[WRITTEN REQUEST] The entries below are to be transcribed in full, without their images.

[Source records]
[START]

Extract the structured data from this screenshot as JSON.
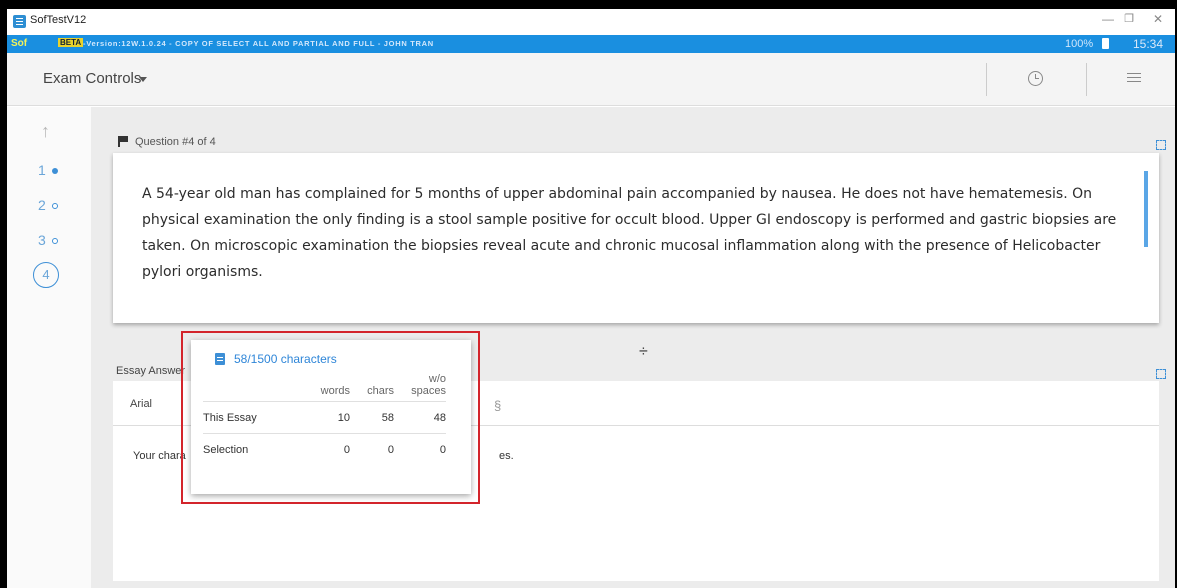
{
  "window": {
    "title": "SofTestV12",
    "minimize": "—",
    "maximize": "❐",
    "close": "✕"
  },
  "banner": {
    "brand": "Sof",
    "beta": "BETA",
    "version": "-Version:12W.1.0.24 - COPY OF SELECT ALL AND PARTIAL AND FULL - JOHN TRAN",
    "battery": "100%",
    "time": "15:34",
    "colors": {
      "banner": "#1a8fe0",
      "beta_badge": "#e8d22c"
    }
  },
  "toolbar": {
    "exam_controls": "Exam Controls",
    "icons": [
      "clock-icon",
      "menu-icon"
    ]
  },
  "nav": {
    "up_arrow": "↑",
    "questions": [
      {
        "label": "1",
        "status": "answered"
      },
      {
        "label": "2",
        "status": "unanswered"
      },
      {
        "label": "3",
        "status": "unanswered"
      }
    ],
    "current": "4"
  },
  "question": {
    "header": "Question #4 of 4",
    "text": "A 54-year old man has complained for 5 months of upper abdominal pain accompanied by nausea. He does not have hematemesis. On physical examination the only finding is a stool sample positive for occult blood. Upper GI endoscopy is performed and gastric biopsies are taken. On microscopic examination the biopsies reveal acute and chronic mucosal inflammation along with the presence of Helicobacter pylori organisms."
  },
  "essay": {
    "header": "Essay Answer",
    "font": "Arial",
    "section_symbol": "§",
    "text_start": "Your chara",
    "text_end": "es."
  },
  "popover": {
    "title": "58/1500 characters",
    "headers": {
      "words": "words",
      "chars": "chars",
      "spaces_1": "w/o",
      "spaces_2": "spaces"
    },
    "rows": [
      {
        "label": "This Essay",
        "words": "10",
        "chars": "58",
        "spaces": "48"
      },
      {
        "label": "Selection",
        "words": "0",
        "chars": "0",
        "spaces": "0"
      }
    ]
  },
  "accent_color": "#3d8fd6",
  "highlight_color": "#d3242b"
}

[END]

[FULL ANSWER]
Extract the structured data from this screenshot as JSON.
{
  "window": {
    "title": "SofTestV12",
    "minimize": "—",
    "maximize": "❐",
    "close": "✕"
  },
  "banner": {
    "brand": "Sof",
    "beta": "BETA",
    "version": "-Version:12W.1.0.24 - COPY OF SELECT ALL AND PARTIAL AND FULL - JOHN TRAN",
    "battery": "100%",
    "time": "15:34",
    "colors": {
      "banner": "#1a8fe0",
      "beta_badge": "#e8d22c"
    }
  },
  "toolbar": {
    "exam_controls": "Exam Controls",
    "icons": [
      "clock-icon",
      "menu-icon"
    ]
  },
  "nav": {
    "up_arrow": "↑",
    "questions": [
      {
        "label": "1",
        "status": "answered"
      },
      {
        "label": "2",
        "status": "unanswered"
      },
      {
        "label": "3",
        "status": "unanswered"
      }
    ],
    "current": "4"
  },
  "question": {
    "header": "Question #4 of 4",
    "text": "A 54-year old man has complained for 5 months of upper abdominal pain accompanied by nausea. He does not have hematemesis. On physical examination the only finding is a stool sample positive for occult blood. Upper GI endoscopy is performed and gastric biopsies are taken. On microscopic examination the biopsies reveal acute and chronic mucosal inflammation along with the presence of Helicobacter pylori organisms."
  },
  "essay": {
    "header": "Essay Answer",
    "font": "Arial",
    "section_symbol": "§",
    "text_start": "Your chara",
    "text_end": "es."
  },
  "popover": {
    "title": "58/1500 characters",
    "headers": {
      "words": "words",
      "chars": "chars",
      "spaces_1": "w/o",
      "spaces_2": "spaces"
    },
    "rows": [
      {
        "label": "This Essay",
        "words": "10",
        "chars": "58",
        "spaces": "48"
      },
      {
        "label": "Selection",
        "words": "0",
        "chars": "0",
        "spaces": "0"
      }
    ]
  },
  "accent_color": "#3d8fd6",
  "highlight_color": "#d3242b"
}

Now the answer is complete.